===== Records provided =====

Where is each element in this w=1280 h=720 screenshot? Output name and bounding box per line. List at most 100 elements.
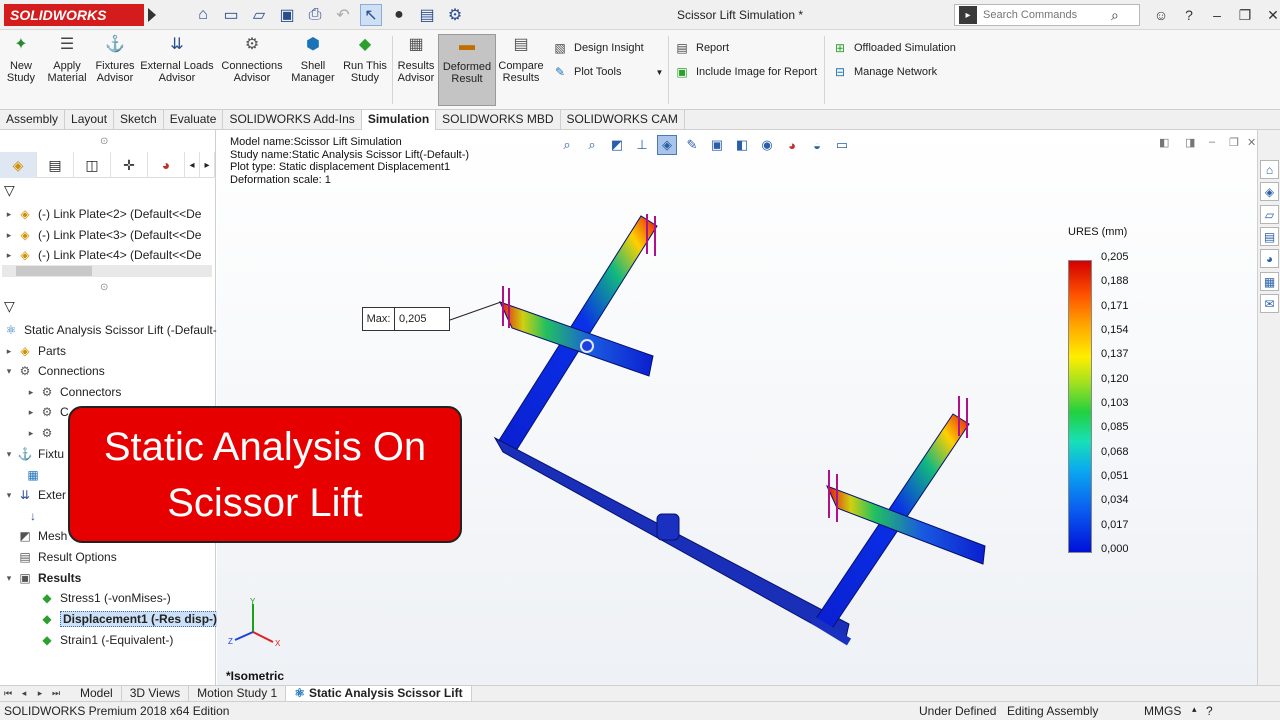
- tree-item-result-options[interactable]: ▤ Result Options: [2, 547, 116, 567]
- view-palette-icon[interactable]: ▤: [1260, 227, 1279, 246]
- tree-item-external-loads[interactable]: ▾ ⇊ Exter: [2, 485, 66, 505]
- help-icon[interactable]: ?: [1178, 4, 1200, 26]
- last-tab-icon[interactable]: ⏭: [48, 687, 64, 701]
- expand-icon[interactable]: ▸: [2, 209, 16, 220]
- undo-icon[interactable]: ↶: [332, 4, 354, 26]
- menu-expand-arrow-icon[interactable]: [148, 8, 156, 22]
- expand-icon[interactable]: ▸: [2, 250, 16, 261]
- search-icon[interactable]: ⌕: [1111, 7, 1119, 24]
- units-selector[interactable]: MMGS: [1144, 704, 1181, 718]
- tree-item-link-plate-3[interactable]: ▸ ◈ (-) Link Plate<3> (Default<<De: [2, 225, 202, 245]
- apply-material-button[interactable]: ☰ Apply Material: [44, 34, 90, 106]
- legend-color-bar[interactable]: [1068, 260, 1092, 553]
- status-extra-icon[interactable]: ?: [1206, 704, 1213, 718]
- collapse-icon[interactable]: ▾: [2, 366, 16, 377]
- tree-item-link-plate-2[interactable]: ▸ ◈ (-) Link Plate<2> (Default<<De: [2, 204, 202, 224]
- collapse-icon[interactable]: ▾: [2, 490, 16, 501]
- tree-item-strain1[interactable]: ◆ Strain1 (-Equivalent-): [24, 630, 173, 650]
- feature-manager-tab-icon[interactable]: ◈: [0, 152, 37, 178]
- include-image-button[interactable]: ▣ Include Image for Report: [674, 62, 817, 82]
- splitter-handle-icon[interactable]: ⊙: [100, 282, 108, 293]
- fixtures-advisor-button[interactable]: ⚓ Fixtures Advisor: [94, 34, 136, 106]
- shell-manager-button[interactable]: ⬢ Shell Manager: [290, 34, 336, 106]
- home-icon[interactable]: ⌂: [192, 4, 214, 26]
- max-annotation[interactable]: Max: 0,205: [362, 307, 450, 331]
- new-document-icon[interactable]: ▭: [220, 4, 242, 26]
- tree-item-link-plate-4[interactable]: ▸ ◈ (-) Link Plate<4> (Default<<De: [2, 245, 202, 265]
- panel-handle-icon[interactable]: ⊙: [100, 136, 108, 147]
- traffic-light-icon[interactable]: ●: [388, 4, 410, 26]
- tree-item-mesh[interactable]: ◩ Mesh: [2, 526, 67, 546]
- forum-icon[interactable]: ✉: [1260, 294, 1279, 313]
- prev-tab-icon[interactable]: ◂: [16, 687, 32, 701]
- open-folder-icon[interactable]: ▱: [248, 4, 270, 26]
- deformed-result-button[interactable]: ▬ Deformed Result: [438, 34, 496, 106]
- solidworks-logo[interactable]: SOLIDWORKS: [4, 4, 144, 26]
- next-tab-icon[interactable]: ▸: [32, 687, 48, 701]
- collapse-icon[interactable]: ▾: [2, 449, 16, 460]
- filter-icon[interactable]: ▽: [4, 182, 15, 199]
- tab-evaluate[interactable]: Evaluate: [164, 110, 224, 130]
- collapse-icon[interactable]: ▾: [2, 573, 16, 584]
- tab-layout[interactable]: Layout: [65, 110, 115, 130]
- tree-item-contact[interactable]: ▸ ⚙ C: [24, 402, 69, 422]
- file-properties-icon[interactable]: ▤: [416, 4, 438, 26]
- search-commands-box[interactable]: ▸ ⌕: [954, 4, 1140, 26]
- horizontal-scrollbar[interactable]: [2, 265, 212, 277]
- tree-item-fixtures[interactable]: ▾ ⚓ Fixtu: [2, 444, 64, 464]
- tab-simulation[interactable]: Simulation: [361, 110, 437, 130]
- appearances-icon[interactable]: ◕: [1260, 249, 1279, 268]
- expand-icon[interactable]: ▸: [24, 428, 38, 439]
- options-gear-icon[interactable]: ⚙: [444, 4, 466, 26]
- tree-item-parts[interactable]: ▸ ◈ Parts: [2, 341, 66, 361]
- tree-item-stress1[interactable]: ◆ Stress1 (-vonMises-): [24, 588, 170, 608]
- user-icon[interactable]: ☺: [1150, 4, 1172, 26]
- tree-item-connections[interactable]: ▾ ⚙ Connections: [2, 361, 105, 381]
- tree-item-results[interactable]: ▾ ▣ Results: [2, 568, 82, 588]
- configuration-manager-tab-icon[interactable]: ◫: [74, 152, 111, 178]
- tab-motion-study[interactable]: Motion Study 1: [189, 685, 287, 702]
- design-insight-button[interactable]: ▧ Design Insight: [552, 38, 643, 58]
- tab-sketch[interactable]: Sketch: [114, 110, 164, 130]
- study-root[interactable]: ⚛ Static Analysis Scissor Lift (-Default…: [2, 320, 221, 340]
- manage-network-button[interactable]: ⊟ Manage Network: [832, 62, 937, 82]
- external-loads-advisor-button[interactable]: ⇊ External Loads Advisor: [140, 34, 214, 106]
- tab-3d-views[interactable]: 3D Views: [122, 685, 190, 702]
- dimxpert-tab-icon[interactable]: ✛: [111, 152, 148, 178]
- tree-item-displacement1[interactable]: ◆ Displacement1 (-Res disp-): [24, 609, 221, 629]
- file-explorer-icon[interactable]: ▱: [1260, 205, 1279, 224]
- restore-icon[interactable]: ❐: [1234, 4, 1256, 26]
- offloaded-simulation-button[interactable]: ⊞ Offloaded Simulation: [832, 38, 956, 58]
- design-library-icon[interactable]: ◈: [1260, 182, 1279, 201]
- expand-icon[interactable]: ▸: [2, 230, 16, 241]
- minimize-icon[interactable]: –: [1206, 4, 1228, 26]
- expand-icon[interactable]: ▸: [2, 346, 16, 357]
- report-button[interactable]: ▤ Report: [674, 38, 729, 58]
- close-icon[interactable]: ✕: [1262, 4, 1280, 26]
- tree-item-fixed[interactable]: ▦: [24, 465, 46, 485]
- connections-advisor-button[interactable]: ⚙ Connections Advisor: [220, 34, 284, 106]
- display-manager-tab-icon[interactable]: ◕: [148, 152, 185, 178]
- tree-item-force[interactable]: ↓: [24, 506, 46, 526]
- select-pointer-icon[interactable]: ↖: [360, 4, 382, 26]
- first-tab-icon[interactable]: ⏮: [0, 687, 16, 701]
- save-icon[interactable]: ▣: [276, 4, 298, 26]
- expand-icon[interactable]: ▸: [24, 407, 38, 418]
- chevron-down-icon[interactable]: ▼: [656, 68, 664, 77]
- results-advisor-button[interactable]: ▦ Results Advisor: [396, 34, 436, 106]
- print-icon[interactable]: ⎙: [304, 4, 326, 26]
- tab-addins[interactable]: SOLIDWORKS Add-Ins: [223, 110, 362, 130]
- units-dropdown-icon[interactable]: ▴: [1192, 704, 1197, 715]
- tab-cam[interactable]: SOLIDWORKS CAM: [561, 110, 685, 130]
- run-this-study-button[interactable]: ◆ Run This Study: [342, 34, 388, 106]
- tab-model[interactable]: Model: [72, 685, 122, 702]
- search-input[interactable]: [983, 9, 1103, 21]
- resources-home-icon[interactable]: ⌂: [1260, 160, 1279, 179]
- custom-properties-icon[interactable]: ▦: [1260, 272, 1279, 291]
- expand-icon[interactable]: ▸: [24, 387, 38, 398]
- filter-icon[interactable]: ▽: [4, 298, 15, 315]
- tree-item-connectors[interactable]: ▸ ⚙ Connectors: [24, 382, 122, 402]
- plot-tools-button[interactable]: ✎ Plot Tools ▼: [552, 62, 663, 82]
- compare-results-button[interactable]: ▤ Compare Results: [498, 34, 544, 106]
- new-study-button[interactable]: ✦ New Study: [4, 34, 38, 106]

=====

Problem to work on: Arrange the lines of the records as a Markdown table with the columns Row and Line. Start with the line that contains "- tree-item-result-options[interactable]: ▤" and go through the line that contains "- expand-icon[interactable]: ▸: [2, 209, 16, 220]", number each line, and skip any blank lines.

Result of the exercise:
| Row | Line |
|---|---|
| 1 | - tree-item-result-options[interactable]: ▤ Result Options: [2, 547, 116, 567] |
| 2 | - view-palette-icon[interactable]: ▤: [1260, 227, 1279, 246] |
| 3 | - tree-item-external-loads[interactable]: ▾ ⇊ Exter: [2, 485, 66, 505] |
| 4 | - help-icon[interactable]: ?: [1178, 4, 1200, 26] |
| 5 | - last-tab-icon[interactable]: ⏭: [48, 687, 64, 701] |
| 6 | - expand-icon[interactable]: ▸: [2, 209, 16, 220] |